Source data
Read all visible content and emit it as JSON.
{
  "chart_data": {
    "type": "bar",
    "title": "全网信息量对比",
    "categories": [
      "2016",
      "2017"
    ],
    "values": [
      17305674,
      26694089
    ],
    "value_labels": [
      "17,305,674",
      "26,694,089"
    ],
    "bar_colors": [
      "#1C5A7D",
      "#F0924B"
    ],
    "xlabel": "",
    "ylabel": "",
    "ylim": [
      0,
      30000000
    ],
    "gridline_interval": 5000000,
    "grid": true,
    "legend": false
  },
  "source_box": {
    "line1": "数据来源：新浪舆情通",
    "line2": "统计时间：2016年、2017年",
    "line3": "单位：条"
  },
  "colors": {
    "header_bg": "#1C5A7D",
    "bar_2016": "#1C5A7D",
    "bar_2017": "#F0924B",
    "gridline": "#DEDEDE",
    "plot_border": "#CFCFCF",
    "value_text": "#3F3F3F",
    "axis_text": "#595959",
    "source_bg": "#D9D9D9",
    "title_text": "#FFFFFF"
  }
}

* TASK INSTRUCTIONS:
Using the entries above, please restate each one word for word.

* ANSWER FOR THIS EXERCISE:
Read all visible content and emit it as JSON.
{
  "chart_data": {
    "type": "bar",
    "title": "全网信息量对比",
    "categories": [
      "2016",
      "2017"
    ],
    "values": [
      17305674,
      26694089
    ],
    "value_labels": [
      "17,305,674",
      "26,694,089"
    ],
    "bar_colors": [
      "#1C5A7D",
      "#F0924B"
    ],
    "xlabel": "",
    "ylabel": "",
    "ylim": [
      0,
      30000000
    ],
    "gridline_interval": 5000000,
    "grid": true,
    "legend": false
  },
  "source_box": {
    "line1": "数据来源：新浪舆情通",
    "line2": "统计时间：2016年、2017年",
    "line3": "单位：条"
  },
  "colors": {
    "header_bg": "#1C5A7D",
    "bar_2016": "#1C5A7D",
    "bar_2017": "#F0924B",
    "gridline": "#DEDEDE",
    "plot_border": "#CFCFCF",
    "value_text": "#3F3F3F",
    "axis_text": "#595959",
    "source_bg": "#D9D9D9",
    "title_text": "#FFFFFF"
  }
}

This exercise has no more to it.